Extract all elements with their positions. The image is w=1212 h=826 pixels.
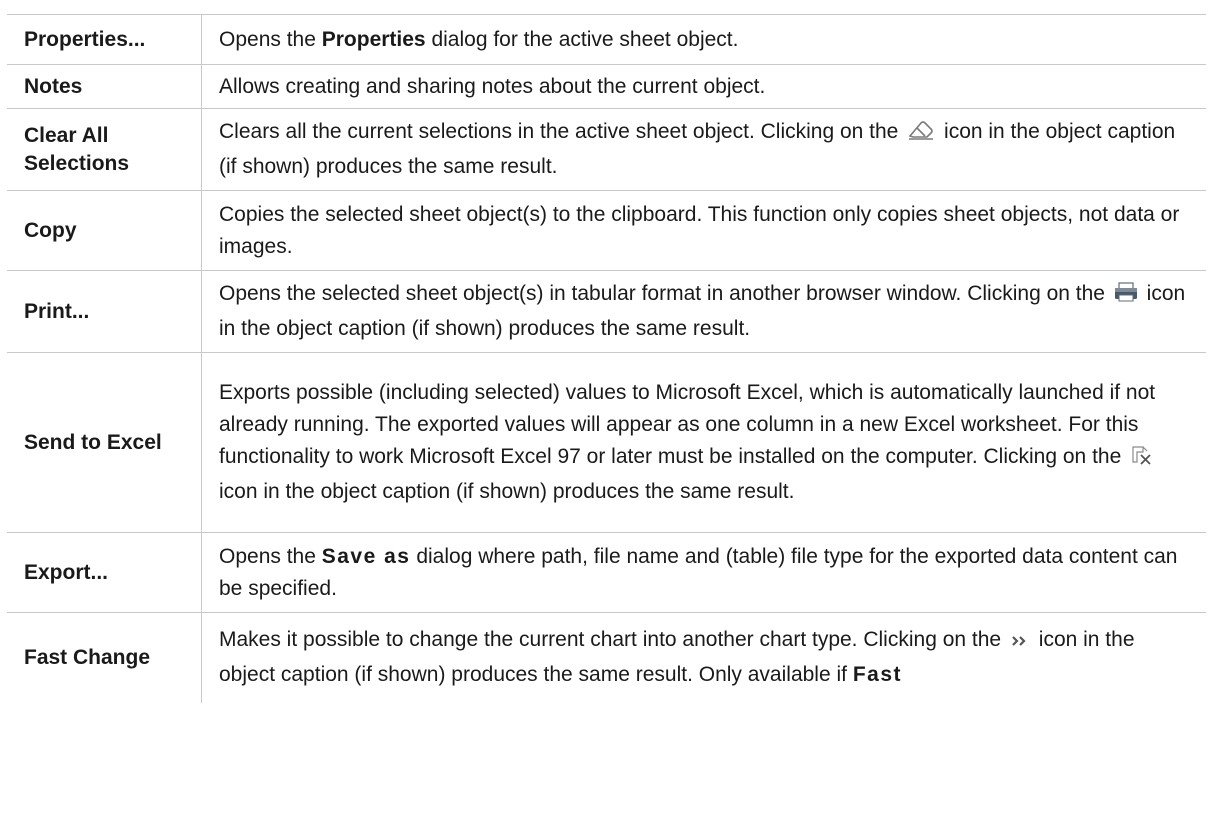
command-description: Makes it possible to change the current … <box>201 612 1206 703</box>
command-name: Export... <box>7 532 202 613</box>
description-text: Makes it possible to change the current … <box>219 628 1135 686</box>
printer-icon <box>1114 281 1138 313</box>
command-description: Exports possible (including selected) va… <box>201 352 1206 533</box>
table-row: Copy Copies the selected sheet object(s) … <box>7 190 1206 271</box>
text-run: Opens the <box>219 27 322 51</box>
text-run: Exports possible (including selected) va… <box>219 381 1156 468</box>
command-description: Opens the Save as dialog where path, fil… <box>201 532 1206 613</box>
description-text: Opens the Properties dialog for the acti… <box>219 28 738 51</box>
command-description: Opens the Properties dialog for the acti… <box>201 14 1206 65</box>
command-name: Fast Change <box>7 612 202 703</box>
table-row: Clear All Selections Clears all the curre… <box>7 108 1206 191</box>
command-name: Properties... <box>7 14 202 65</box>
table-row: Print... Opens the selected sheet object(… <box>7 270 1206 353</box>
command-description: Opens the selected sheet object(s) in ta… <box>201 270 1206 353</box>
table-row: Send to Excel Exports possible (including… <box>7 352 1206 533</box>
description-text: Exports possible (including selected) va… <box>219 381 1159 503</box>
command-description: Copies the selected sheet object(s) to t… <box>201 190 1206 271</box>
emphasized-term: Save as <box>321 544 411 568</box>
command-table-body: Properties... Opens the Properties dialog… <box>7 14 1206 703</box>
eraser-icon <box>907 119 935 151</box>
fast-change-icon <box>1010 627 1030 659</box>
command-name: Send to Excel <box>7 352 202 533</box>
description-text: Copies the selected sheet object(s) to t… <box>219 203 1179 258</box>
text-run: icon in the object caption (if shown) pr… <box>219 480 795 503</box>
table-row: Fast Change Makes it possible to change t… <box>7 612 1206 703</box>
command-table: Properties... Opens the Properties dialog… <box>7 14 1206 703</box>
command-name: Notes <box>7 64 202 109</box>
description-text: Opens the selected sheet object(s) in ta… <box>219 282 1185 340</box>
text-run: Opens the <box>219 544 322 568</box>
table-row: Export... Opens the Save as dialog where … <box>7 532 1206 613</box>
command-name: Clear All Selections <box>7 108 202 191</box>
excel-export-icon <box>1130 444 1156 476</box>
command-description: Allows creating and sharing notes about … <box>201 64 1206 109</box>
emphasized-term: Properties <box>321 27 426 51</box>
text-run: Copies the selected sheet object(s) to t… <box>219 202 1180 258</box>
text-run: Opens the selected sheet object(s) in ta… <box>219 282 1111 305</box>
text-run: Clears all the current selections in the… <box>219 120 905 143</box>
emphasized-term: Fast <box>852 663 903 687</box>
description-text: Allows creating and sharing notes about … <box>219 75 765 98</box>
command-name: Copy <box>7 190 202 271</box>
description-text: Opens the Save as dialog where path, fil… <box>219 545 1177 600</box>
description-text: Clears all the current selections in the… <box>219 120 1175 178</box>
text-run: Makes it possible to change the current … <box>219 628 1007 652</box>
table-row: Notes Allows creating and sharing notes a… <box>7 64 1206 109</box>
command-name: Print... <box>7 270 202 353</box>
text-run: dialog for the active sheet object. <box>425 27 739 51</box>
table-row: Properties... Opens the Properties dialog… <box>7 14 1206 65</box>
command-description: Clears all the current selections in the… <box>201 108 1206 191</box>
text-run: Allows creating and sharing notes about … <box>219 74 766 98</box>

◆ ◆ ◆ ◆

■ **Given instruction**: Reproduce every line of the data above without any changes, leaving out the picture.

■ **Final result**:
Extract all elements with their positions. The image is w=1212 h=826 pixels.
command-description: Makes it possible to change the current … <box>201 612 1206 703</box>
command-name: Export... <box>7 532 202 613</box>
description-text: Makes it possible to change the current … <box>219 628 1135 686</box>
printer-icon <box>1114 281 1138 313</box>
command-description: Exports possible (including selected) va… <box>201 352 1206 533</box>
table-row: Copy Copies the selected sheet object(s) … <box>7 190 1206 271</box>
text-run: Opens the <box>219 27 322 51</box>
text-run: Exports possible (including selected) va… <box>219 381 1156 468</box>
command-description: Opens the Save as dialog where path, fil… <box>201 532 1206 613</box>
description-text: Opens the Properties dialog for the acti… <box>219 28 738 51</box>
command-description: Opens the Properties dialog for the acti… <box>201 14 1206 65</box>
command-name: Fast Change <box>7 612 202 703</box>
table-row: Clear All Selections Clears all the curre… <box>7 108 1206 191</box>
command-name: Properties... <box>7 14 202 65</box>
table-row: Print... Opens the selected sheet object(… <box>7 270 1206 353</box>
command-description: Opens the selected sheet object(s) in ta… <box>201 270 1206 353</box>
table-row: Send to Excel Exports possible (including… <box>7 352 1206 533</box>
description-text: Exports possible (including selected) va… <box>219 381 1159 503</box>
command-description: Copies the selected sheet object(s) to t… <box>201 190 1206 271</box>
emphasized-term: Save as <box>321 544 411 568</box>
command-table-body: Properties... Opens the Properties dialog… <box>7 14 1206 703</box>
eraser-icon <box>907 119 935 151</box>
fast-change-icon <box>1010 627 1030 659</box>
command-name: Send to Excel <box>7 352 202 533</box>
description-text: Copies the selected sheet object(s) to t… <box>219 203 1179 258</box>
text-run: icon in the object caption (if shown) pr… <box>219 480 795 503</box>
table-row: Fast Change Makes it possible to change t… <box>7 612 1206 703</box>
command-table: Properties... Opens the Properties dialog… <box>7 14 1206 703</box>
command-name: Notes <box>7 64 202 109</box>
description-text: Opens the selected sheet object(s) in ta… <box>219 282 1185 340</box>
text-run: Opens the <box>219 544 322 568</box>
table-row: Export... Opens the Save as dialog where … <box>7 532 1206 613</box>
command-name: Clear All Selections <box>7 108 202 191</box>
excel-export-icon <box>1130 444 1156 476</box>
command-description: Allows creating and sharing notes about … <box>201 64 1206 109</box>
emphasized-term: Properties <box>321 27 426 51</box>
text-run: Copies the selected sheet object(s) to t… <box>219 202 1180 258</box>
text-run: Opens the selected sheet object(s) in ta… <box>219 282 1111 305</box>
text-run: Clears all the current selections in the… <box>219 120 905 143</box>
emphasized-term: Fast <box>852 663 903 687</box>
description-text: Allows creating and sharing notes about … <box>219 75 765 98</box>
command-name: Copy <box>7 190 202 271</box>
description-text: Opens the Save as dialog where path, fil… <box>219 545 1177 600</box>
description-text: Clears all the current selections in the… <box>219 120 1175 178</box>
text-run: Makes it possible to change the current … <box>219 628 1007 652</box>
table-row: Notes Allows creating and sharing notes a… <box>7 64 1206 109</box>
command-name: Print... <box>7 270 202 353</box>
text-run: dialog for the active sheet object. <box>425 27 739 51</box>
table-row: Properties... Opens the Properties dialog… <box>7 14 1206 65</box>
command-description: Clears all the current selections in the… <box>201 108 1206 191</box>
text-run: Allows creating and sharing notes about … <box>219 74 766 98</box>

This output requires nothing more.